# DATA EXCERPTS
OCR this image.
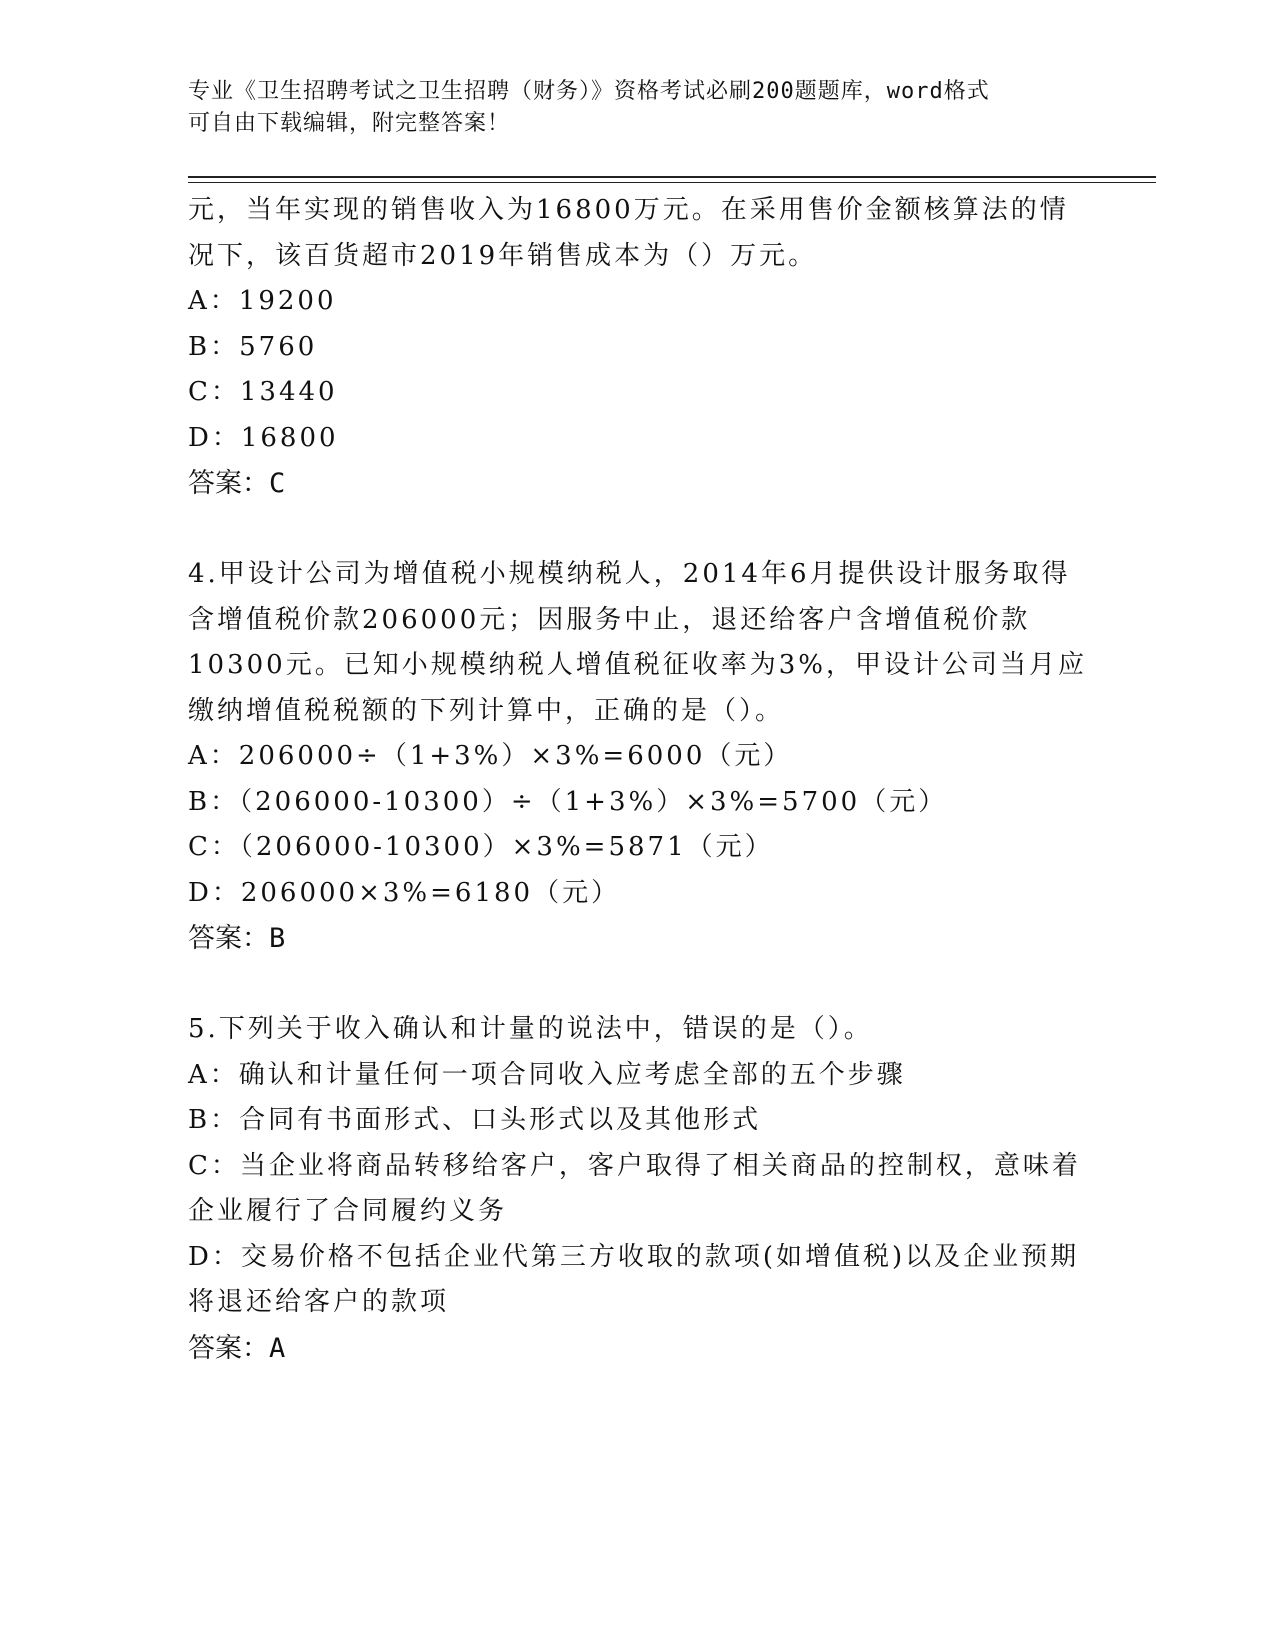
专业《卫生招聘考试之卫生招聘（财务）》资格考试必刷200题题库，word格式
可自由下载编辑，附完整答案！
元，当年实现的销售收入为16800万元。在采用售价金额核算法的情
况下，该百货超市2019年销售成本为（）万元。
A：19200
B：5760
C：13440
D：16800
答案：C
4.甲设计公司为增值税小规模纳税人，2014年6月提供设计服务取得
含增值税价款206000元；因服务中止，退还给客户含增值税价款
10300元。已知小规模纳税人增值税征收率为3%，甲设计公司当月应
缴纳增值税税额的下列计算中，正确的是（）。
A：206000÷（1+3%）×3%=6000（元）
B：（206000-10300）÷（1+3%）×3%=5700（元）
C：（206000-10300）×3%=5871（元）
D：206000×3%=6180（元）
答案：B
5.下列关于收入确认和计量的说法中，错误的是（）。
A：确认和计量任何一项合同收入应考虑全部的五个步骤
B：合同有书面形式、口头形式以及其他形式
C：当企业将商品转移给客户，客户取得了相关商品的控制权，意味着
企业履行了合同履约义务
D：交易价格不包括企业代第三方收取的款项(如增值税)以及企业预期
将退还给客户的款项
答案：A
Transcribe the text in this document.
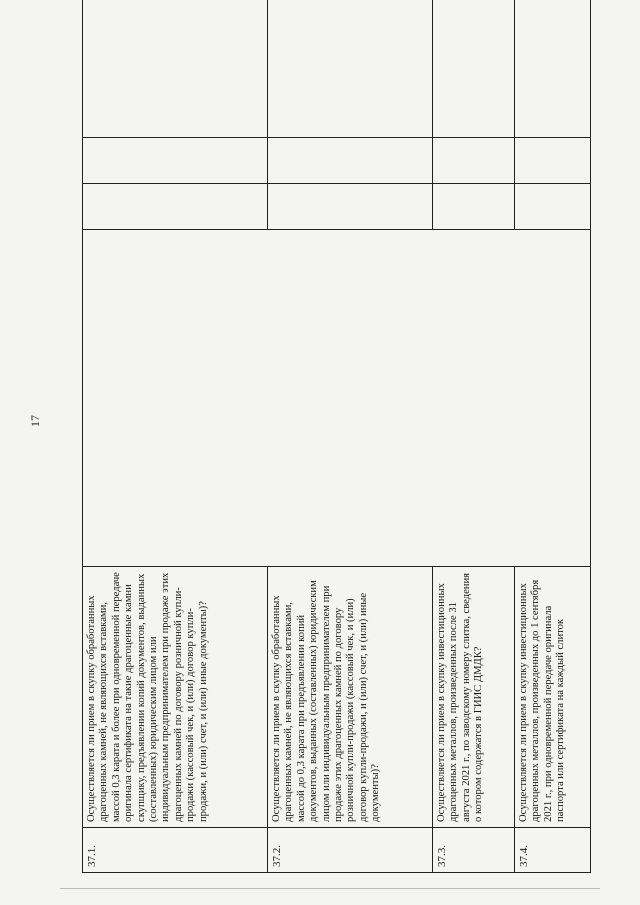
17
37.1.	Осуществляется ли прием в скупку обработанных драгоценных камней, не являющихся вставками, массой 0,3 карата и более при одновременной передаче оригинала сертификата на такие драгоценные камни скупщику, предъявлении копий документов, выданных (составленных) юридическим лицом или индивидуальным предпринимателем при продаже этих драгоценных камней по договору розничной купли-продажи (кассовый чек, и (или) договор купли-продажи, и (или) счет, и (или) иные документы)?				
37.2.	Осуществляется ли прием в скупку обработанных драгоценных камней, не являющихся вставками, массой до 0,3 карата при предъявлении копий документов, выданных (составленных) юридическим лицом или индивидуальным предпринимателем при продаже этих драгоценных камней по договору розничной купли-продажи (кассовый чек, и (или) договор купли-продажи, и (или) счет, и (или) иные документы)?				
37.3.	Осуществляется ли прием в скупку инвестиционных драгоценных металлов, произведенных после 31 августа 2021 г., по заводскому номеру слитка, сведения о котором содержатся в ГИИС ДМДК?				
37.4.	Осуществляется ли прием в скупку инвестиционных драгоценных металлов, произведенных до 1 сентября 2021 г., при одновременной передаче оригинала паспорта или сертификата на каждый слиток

# WHAT YOU NEED TO DO
Copy out every line where the word "металлов" occurs.

# PROBLEM SOLUTION
37.3.	Осуществляется ли прием в скупку инвестиционных драгоценных металлов, произведенных после 31 августа 2021 г., по заводскому номеру слитка, сведения о котором содержатся в ГИИС ДМДК?				
37.4.	Осуществляется ли прием в скупку инвестиционных драгоценных металлов, произведенных до 1 сентября 2021 г., при одновременной передаче оригинала паспорта или сертификата на каждый слиток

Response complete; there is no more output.